__Excerpts from a transcription dataset__.
[Start of Attachment]

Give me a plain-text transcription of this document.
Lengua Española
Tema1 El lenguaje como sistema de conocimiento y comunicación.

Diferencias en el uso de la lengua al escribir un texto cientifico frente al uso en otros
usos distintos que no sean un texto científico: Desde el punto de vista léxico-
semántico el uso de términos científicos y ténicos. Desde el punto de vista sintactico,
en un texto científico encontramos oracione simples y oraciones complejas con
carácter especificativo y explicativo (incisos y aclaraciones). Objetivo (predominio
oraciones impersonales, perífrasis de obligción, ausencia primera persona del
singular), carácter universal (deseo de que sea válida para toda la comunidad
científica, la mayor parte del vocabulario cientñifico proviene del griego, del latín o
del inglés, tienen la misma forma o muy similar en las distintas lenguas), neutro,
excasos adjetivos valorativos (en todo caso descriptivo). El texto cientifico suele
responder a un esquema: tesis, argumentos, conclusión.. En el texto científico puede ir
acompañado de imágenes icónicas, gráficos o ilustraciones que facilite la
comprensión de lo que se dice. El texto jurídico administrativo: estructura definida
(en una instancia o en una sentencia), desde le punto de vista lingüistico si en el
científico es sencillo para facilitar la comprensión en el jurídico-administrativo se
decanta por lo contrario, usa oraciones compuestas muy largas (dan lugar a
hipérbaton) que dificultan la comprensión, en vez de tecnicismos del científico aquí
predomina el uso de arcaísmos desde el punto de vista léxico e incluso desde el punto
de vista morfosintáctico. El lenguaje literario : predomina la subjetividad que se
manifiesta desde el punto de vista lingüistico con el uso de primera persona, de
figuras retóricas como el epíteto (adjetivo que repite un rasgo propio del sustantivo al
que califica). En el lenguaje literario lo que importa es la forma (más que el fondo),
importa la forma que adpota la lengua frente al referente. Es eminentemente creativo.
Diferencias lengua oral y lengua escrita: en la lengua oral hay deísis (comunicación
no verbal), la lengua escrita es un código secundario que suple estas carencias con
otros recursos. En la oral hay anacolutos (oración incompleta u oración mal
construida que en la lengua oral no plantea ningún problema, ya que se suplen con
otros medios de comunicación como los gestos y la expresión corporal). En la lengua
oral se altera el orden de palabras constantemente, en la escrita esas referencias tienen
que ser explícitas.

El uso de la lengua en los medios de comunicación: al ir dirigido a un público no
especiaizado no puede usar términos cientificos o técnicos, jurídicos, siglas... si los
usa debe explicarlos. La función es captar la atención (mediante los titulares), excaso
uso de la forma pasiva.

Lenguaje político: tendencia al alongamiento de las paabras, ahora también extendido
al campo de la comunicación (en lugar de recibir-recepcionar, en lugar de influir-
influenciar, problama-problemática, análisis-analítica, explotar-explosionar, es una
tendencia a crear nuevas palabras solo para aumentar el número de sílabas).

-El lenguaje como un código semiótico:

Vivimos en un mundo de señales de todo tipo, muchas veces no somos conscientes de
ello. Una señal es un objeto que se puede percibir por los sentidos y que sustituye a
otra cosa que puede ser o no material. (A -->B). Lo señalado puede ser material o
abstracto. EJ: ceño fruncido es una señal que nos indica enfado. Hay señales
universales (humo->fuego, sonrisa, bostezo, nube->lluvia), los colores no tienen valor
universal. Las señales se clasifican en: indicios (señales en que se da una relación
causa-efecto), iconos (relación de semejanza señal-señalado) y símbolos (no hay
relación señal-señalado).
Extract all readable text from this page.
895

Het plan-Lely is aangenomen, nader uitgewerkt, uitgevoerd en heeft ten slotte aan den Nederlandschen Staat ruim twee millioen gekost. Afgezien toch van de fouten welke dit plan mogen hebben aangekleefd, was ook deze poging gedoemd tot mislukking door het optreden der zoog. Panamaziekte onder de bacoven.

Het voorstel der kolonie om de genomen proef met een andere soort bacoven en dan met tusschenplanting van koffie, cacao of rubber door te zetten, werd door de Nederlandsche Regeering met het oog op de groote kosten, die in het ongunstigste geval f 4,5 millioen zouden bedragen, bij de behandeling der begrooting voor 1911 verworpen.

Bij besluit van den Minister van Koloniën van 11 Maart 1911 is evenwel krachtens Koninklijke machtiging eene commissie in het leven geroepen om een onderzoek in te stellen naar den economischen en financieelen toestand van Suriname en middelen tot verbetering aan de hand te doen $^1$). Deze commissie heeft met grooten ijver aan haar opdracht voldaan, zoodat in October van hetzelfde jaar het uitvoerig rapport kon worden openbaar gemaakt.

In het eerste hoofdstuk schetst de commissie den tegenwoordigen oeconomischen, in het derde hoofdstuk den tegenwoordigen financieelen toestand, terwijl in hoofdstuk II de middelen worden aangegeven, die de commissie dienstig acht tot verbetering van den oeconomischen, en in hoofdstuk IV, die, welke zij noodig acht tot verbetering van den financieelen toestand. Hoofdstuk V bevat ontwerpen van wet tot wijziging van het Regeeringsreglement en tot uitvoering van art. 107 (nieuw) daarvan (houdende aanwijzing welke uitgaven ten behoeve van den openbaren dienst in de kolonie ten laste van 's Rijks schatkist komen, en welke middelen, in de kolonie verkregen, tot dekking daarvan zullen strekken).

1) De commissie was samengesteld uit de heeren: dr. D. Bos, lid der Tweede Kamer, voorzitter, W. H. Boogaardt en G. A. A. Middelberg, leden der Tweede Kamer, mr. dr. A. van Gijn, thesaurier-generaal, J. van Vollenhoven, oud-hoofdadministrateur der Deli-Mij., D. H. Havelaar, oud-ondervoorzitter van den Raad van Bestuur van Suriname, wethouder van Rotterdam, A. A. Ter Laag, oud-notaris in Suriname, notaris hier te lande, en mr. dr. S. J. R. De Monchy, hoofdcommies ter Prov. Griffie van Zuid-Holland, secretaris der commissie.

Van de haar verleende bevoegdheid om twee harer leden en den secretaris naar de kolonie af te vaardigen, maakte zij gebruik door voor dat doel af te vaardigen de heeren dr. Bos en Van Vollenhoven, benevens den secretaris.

[End of Attachment]

Go through the entries above, and wherever a line holds the word "carácter", copy that line.

carácter especificativo y explicativo (incisos y aclaraciones). Objetivo (predominio
singular), carácter universal (deseo de que sea válida para toda la comunidad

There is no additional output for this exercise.